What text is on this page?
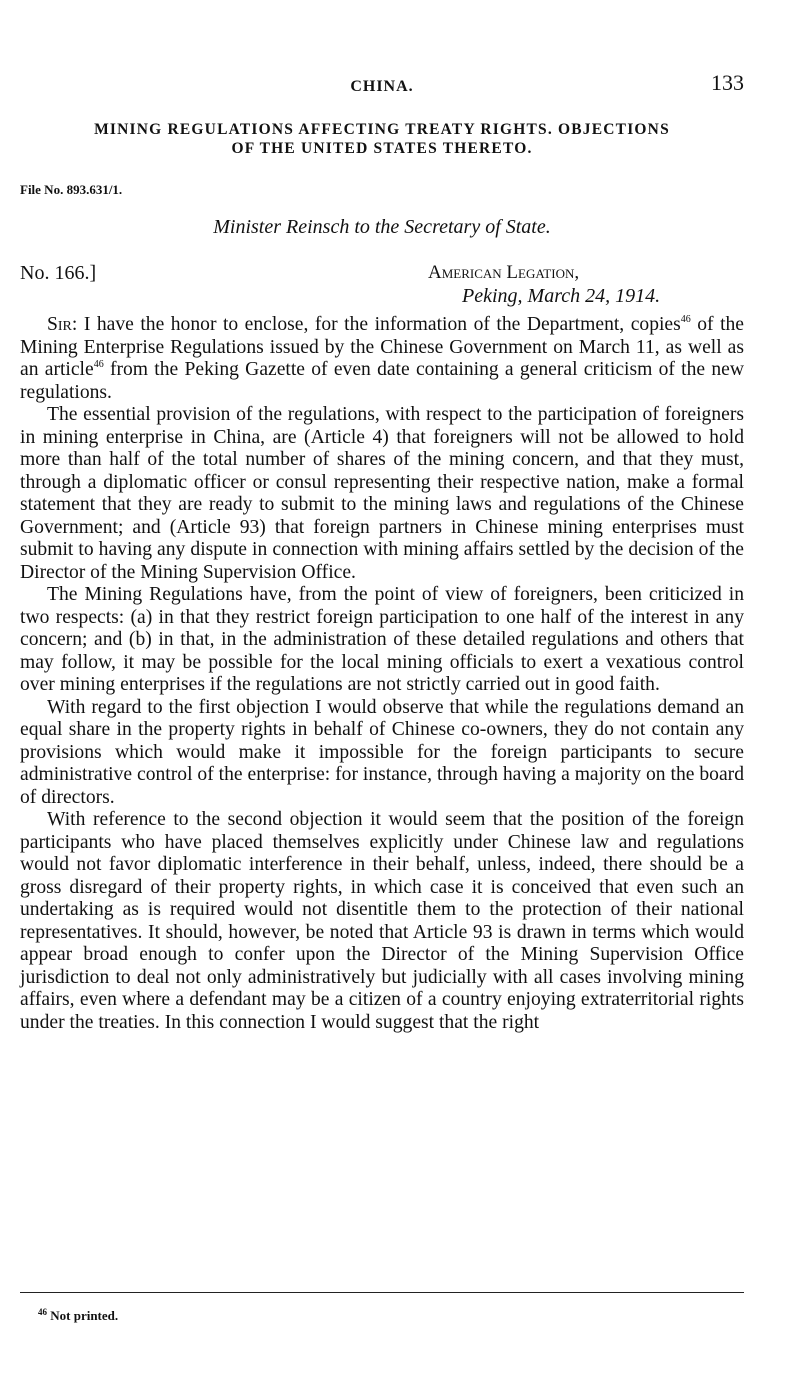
CHINA.	133
MINING REGULATIONS AFFECTING TREATY RIGHTS. OBJECTIONS
OF THE UNITED STATES THERETO.
File No. 893.631/1.
Minister Reinsch to the Secretary of State.
No. 166.]	American Legation,
Peking, March 24, 1914.

Sir: I have the honor to enclose, for the information of the Department, copies$^{46}$ of the Mining Enterprise Regulations issued by the Chinese Government on March 11, as well as an article$^{46}$ from the Peking Gazette of even date containing a general criticism of the new regulations.

The essential provision of the regulations, with respect to the participation of foreigners in mining enterprise in China, are (Article 4) that foreigners will not be allowed to hold more than half of the total number of shares of the mining concern, and that they must, through a diplomatic officer or consul representing their respective nation, make a formal statement that they are ready to submit to the mining laws and regulations of the Chinese Government; and (Article 93) that foreign partners in Chinese mining enterprises must submit to having any dispute in connection with mining affairs settled by the decision of the Director of the Mining Supervision Office.

The Mining Regulations have, from the point of view of foreigners, been criticized in two respects: (a) in that they restrict foreign participation to one half of the interest in any concern; and (b) in that, in the administration of these detailed regulations and others that may follow, it may be possible for the local mining officials to exert a vexatious control over mining enterprises if the regulations are not strictly carried out in good faith.

With regard to the first objection I would observe that while the regulations demand an equal share in the property rights in behalf of Chinese co-owners, they do not contain any provisions which would make it impossible for the foreign participants to secure administrative control of the enterprise: for instance, through having a majority on the board of directors.

With reference to the second objection it would seem that the position of the foreign participants who have placed themselves explicitly under Chinese law and regulations would not favor diplomatic interference in their behalf, unless, indeed, there should be a gross disregard of their property rights, in which case it is conceived that even such an undertaking as is required would not disentitle them to the protection of their national representatives. It should, however, be noted that Article 93 is drawn in terms which would appear broad enough to confer upon the Director of the Mining Supervision Office jurisdiction to deal not only administratively but judicially with all cases involving mining affairs, even where a defendant may be a citizen of a country enjoying extraterritorial rights under the treaties. In this connection I would suggest that the right

$^{46}$ Not printed.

# [GOAL OF THE EXERCISE]
Find and copy each line above that includes the string "Peking".

# [SOLUTION TO THIS PROBLEM]
Peking, March 24, 1914.
Sir: I have the honor to enclose, for the information of the Department, copies$^{46}$ of the Mining Enterprise Regulations issued by the Chinese Government on March 11, as well as an article$^{46}$ from the Peking Gazette of even date containing a general criticism of the new regulations.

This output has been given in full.